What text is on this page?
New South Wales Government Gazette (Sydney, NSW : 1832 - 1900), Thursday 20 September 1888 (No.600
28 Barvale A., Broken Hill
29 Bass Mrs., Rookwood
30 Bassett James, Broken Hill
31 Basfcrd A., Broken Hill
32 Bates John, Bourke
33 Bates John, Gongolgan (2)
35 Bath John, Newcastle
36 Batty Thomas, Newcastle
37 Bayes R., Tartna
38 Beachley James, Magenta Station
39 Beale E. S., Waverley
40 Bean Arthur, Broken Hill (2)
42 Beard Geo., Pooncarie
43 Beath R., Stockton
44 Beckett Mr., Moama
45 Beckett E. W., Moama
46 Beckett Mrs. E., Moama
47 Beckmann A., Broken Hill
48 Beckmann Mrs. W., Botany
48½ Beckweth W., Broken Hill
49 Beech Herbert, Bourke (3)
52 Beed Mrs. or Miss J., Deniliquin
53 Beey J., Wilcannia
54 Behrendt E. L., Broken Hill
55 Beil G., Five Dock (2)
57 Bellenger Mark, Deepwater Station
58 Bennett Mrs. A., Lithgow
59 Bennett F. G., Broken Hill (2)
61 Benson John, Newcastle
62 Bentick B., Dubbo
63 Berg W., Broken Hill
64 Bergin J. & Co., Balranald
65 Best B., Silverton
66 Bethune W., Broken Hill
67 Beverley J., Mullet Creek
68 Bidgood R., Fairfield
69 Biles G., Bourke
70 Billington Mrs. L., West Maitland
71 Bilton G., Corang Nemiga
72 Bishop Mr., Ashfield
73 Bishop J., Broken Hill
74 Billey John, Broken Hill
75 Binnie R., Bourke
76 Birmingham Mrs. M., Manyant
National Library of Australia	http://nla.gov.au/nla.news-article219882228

□ □ □ □ □ □ □

◆ Exercise directions
Your reply is one number: how many lines of the records above contain the word "Newcastle".

◆ Solved problem
3